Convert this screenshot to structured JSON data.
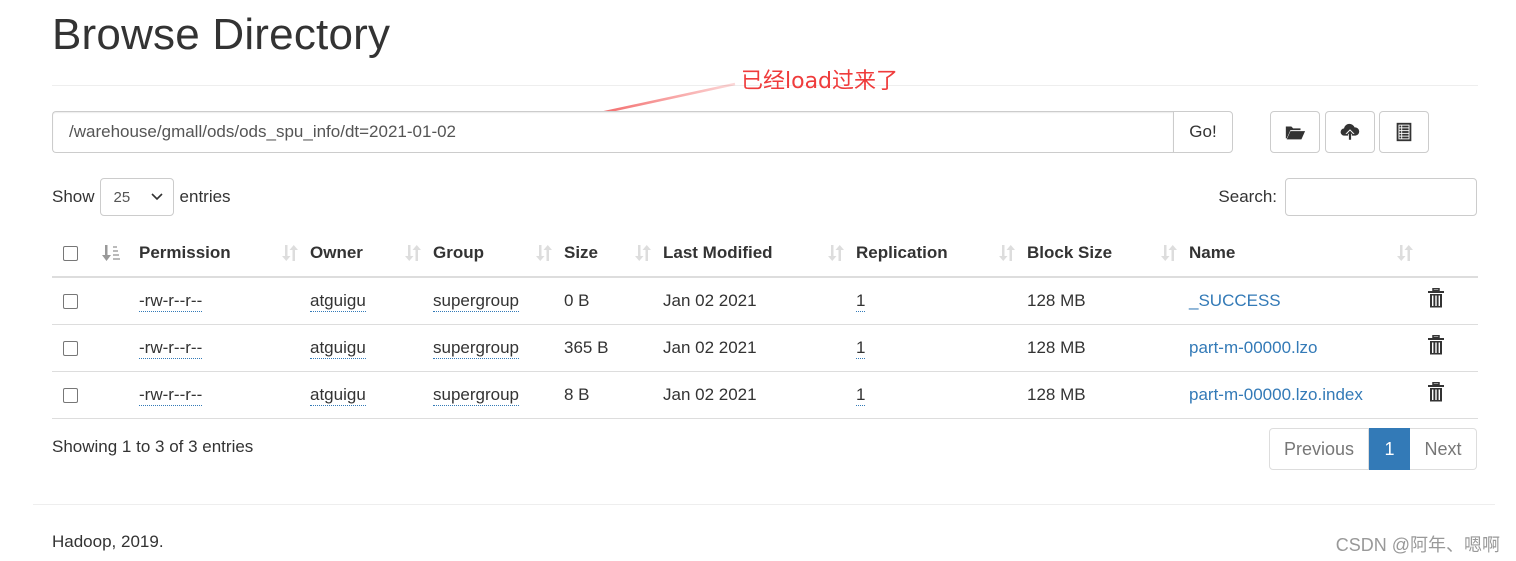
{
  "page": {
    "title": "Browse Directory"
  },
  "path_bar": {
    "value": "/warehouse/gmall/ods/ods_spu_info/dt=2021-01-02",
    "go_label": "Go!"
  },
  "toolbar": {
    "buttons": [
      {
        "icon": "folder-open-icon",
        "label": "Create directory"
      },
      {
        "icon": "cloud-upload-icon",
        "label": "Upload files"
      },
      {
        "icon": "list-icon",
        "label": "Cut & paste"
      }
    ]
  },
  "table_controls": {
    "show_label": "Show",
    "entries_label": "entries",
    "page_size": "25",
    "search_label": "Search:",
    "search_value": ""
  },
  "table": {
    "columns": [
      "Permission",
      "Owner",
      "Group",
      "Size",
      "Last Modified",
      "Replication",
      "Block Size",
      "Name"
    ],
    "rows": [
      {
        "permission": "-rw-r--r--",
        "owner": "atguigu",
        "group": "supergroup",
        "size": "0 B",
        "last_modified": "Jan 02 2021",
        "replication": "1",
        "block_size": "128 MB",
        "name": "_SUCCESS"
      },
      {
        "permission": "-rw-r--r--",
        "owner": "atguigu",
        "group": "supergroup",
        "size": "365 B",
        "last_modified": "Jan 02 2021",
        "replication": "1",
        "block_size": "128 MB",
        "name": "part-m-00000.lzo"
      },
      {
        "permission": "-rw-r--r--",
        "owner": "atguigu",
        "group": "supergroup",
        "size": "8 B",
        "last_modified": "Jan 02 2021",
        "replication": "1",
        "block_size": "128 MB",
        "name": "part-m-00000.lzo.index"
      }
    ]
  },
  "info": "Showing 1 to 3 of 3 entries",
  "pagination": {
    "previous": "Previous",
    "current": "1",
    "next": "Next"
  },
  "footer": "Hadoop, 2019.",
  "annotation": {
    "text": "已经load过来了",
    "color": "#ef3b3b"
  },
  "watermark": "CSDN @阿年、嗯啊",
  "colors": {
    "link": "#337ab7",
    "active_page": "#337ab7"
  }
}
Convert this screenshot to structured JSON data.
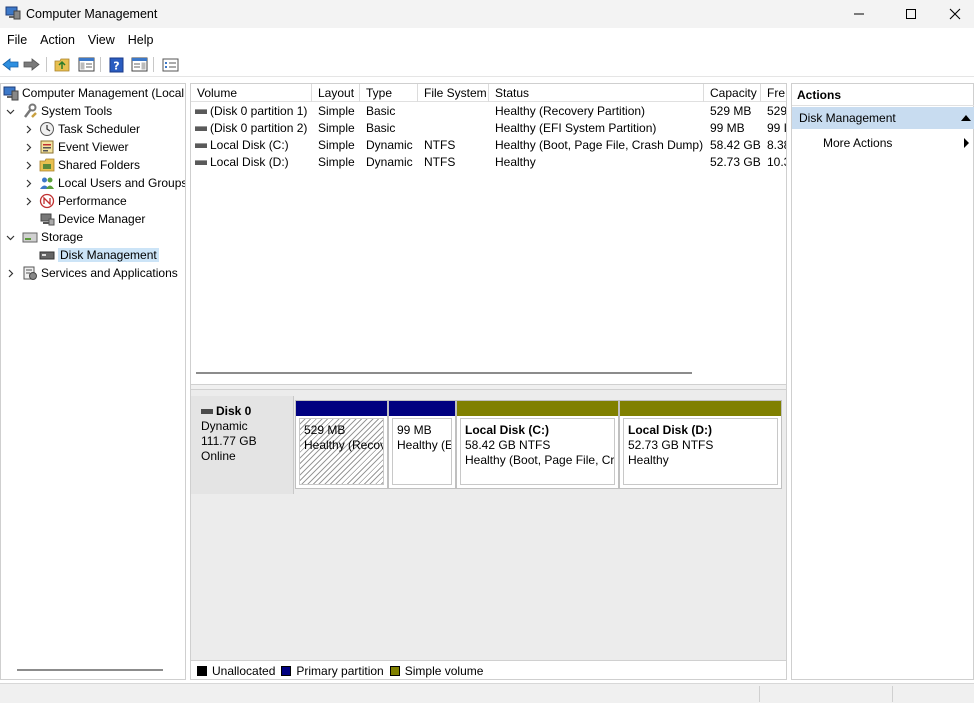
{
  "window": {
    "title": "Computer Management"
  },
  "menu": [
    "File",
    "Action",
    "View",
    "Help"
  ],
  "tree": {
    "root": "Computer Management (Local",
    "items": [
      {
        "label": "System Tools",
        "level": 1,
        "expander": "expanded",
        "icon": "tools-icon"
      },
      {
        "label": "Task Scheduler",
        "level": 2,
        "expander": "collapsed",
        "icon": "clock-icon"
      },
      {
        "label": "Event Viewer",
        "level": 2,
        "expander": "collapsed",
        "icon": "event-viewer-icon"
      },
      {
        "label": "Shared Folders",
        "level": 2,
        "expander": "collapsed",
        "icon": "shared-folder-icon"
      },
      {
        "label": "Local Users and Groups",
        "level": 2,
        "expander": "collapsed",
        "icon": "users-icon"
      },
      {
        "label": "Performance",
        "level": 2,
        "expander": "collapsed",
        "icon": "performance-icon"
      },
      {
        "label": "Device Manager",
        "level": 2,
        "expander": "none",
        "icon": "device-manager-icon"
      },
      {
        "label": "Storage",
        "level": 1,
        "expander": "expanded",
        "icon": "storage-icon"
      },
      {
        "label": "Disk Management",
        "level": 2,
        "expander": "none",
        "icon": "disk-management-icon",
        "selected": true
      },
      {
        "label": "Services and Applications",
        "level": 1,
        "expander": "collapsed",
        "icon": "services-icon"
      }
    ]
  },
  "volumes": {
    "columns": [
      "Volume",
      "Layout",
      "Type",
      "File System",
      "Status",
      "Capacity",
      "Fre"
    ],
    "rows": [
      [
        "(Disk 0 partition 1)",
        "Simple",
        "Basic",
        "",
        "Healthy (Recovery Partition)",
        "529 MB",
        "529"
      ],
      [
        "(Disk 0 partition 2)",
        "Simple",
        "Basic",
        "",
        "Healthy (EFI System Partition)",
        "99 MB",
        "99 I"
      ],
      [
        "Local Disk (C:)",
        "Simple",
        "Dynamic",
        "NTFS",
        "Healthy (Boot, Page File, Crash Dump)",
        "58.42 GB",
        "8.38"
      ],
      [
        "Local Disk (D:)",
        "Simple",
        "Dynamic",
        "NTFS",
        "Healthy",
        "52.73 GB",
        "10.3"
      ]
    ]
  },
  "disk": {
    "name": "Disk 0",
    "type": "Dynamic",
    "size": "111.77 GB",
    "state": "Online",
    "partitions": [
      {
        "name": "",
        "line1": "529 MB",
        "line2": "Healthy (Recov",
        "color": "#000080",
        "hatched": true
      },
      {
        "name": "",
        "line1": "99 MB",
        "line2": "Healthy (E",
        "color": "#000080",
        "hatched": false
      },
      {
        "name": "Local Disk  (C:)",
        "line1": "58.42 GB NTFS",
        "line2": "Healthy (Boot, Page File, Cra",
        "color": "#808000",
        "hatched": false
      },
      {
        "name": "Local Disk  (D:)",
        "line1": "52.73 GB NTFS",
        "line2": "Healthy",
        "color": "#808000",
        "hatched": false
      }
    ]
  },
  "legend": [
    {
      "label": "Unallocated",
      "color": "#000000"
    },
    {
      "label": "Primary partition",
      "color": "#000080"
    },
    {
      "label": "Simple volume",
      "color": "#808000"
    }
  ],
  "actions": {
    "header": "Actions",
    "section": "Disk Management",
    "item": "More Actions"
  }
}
★ ★ ★
Goal of the exercise. Repeat the lines above exactly, and keep every picture out.

Completed task.
Convert this screenshot to structured JSON data.
{
  "page": {
    "title": "Browse Directory"
  },
  "path_bar": {
    "value": "/warehouse/gmall/ods/ods_spu_info/dt=2021-01-02",
    "go_label": "Go!"
  },
  "toolbar": {
    "buttons": [
      {
        "icon": "folder-open-icon",
        "label": "Create directory"
      },
      {
        "icon": "cloud-upload-icon",
        "label": "Upload files"
      },
      {
        "icon": "list-icon",
        "label": "Cut & paste"
      }
    ]
  },
  "table_controls": {
    "show_label": "Show",
    "entries_label": "entries",
    "page_size": "25",
    "search_label": "Search:",
    "search_value": ""
  },
  "table": {
    "columns": [
      "Permission",
      "Owner",
      "Group",
      "Size",
      "Last Modified",
      "Replication",
      "Block Size",
      "Name"
    ],
    "rows": [
      {
        "permission": "-rw-r--r--",
        "owner": "atguigu",
        "group": "supergroup",
        "size": "0 B",
        "last_modified": "Jan 02 2021",
        "replication": "1",
        "block_size": "128 MB",
        "name": "_SUCCESS"
      },
      {
        "permission": "-rw-r--r--",
        "owner": "atguigu",
        "group": "supergroup",
        "size": "365 B",
        "last_modified": "Jan 02 2021",
        "replication": "1",
        "block_size": "128 MB",
        "name": "part-m-00000.lzo"
      },
      {
        "permission": "-rw-r--r--",
        "owner": "atguigu",
        "group": "supergroup",
        "size": "8 B",
        "last_modified": "Jan 02 2021",
        "replication": "1",
        "block_size": "128 MB",
        "name": "part-m-00000.lzo.index"
      }
    ]
  },
  "info": "Showing 1 to 3 of 3 entries",
  "pagination": {
    "previous": "Previous",
    "current": "1",
    "next": "Next"
  },
  "footer": "Hadoop, 2019.",
  "annotation": {
    "text": "已经load过来了",
    "color": "#ef3b3b"
  },
  "watermark": "CSDN @阿年、嗯啊",
  "colors": {
    "link": "#337ab7",
    "active_page": "#337ab7"
  }
}
Convert this screenshot to structured JSON data.
{
  "window": {
    "title": "Computer Management"
  },
  "menu": [
    "File",
    "Action",
    "View",
    "Help"
  ],
  "tree": {
    "root": "Computer Management (Local",
    "items": [
      {
        "label": "System Tools",
        "level": 1,
        "expander": "expanded",
        "icon": "tools-icon"
      },
      {
        "label": "Task Scheduler",
        "level": 2,
        "expander": "collapsed",
        "icon": "clock-icon"
      },
      {
        "label": "Event Viewer",
        "level": 2,
        "expander": "collapsed",
        "icon": "event-viewer-icon"
      },
      {
        "label": "Shared Folders",
        "level": 2,
        "expander": "collapsed",
        "icon": "shared-folder-icon"
      },
      {
        "label": "Local Users and Groups",
        "level": 2,
        "expander": "collapsed",
        "icon": "users-icon"
      },
      {
        "label": "Performance",
        "level": 2,
        "expander": "collapsed",
        "icon": "performance-icon"
      },
      {
        "label": "Device Manager",
        "level": 2,
        "expander": "none",
        "icon": "device-manager-icon"
      },
      {
        "label": "Storage",
        "level": 1,
        "expander": "expanded",
        "icon": "storage-icon"
      },
      {
        "label": "Disk Management",
        "level": 2,
        "expander": "none",
        "icon": "disk-management-icon",
        "selected": true
      },
      {
        "label": "Services and Applications",
        "level": 1,
        "expander": "collapsed",
        "icon": "services-icon"
      }
    ]
  },
  "volumes": {
    "columns": [
      "Volume",
      "Layout",
      "Type",
      "File System",
      "Status",
      "Capacity",
      "Fre"
    ],
    "rows": [
      [
        "(Disk 0 partition 1)",
        "Simple",
        "Basic",
        "",
        "Healthy (Recovery Partition)",
        "529 MB",
        "529"
      ],
      [
        "(Disk 0 partition 2)",
        "Simple",
        "Basic",
        "",
        "Healthy (EFI System Partition)",
        "99 MB",
        "99 I"
      ],
      [
        "Local Disk (C:)",
        "Simple",
        "Dynamic",
        "NTFS",
        "Healthy (Boot, Page File, Crash Dump)",
        "58.42 GB",
        "8.38"
      ],
      [
        "Local Disk (D:)",
        "Simple",
        "Dynamic",
        "NTFS",
        "Healthy",
        "52.73 GB",
        "10.3"
      ]
    ]
  },
  "disk": {
    "name": "Disk 0",
    "type": "Dynamic",
    "size": "111.77 GB",
    "state": "Online",
    "partitions": [
      {
        "name": "",
        "line1": "529 MB",
        "line2": "Healthy (Recov",
        "color": "#000080",
        "hatched": true
      },
      {
        "name": "",
        "line1": "99 MB",
        "line2": "Healthy (E",
        "color": "#000080",
        "hatched": false
      },
      {
        "name": "Local Disk  (C:)",
        "line1": "58.42 GB NTFS",
        "line2": "Healthy (Boot, Page File, Cra",
        "color": "#808000",
        "hatched": false
      },
      {
        "name": "Local Disk  (D:)",
        "line1": "52.73 GB NTFS",
        "line2": "Healthy",
        "color": "#808000",
        "hatched": false
      }
    ]
  },
  "legend": [
    {
      "label": "Unallocated",
      "color": "#000000"
    },
    {
      "label": "Primary partition",
      "color": "#000080"
    },
    {
      "label": "Simple volume",
      "color": "#808000"
    }
  ],
  "actions": {
    "header": "Actions",
    "section": "Disk Management",
    "item": "More Actions"
  }
}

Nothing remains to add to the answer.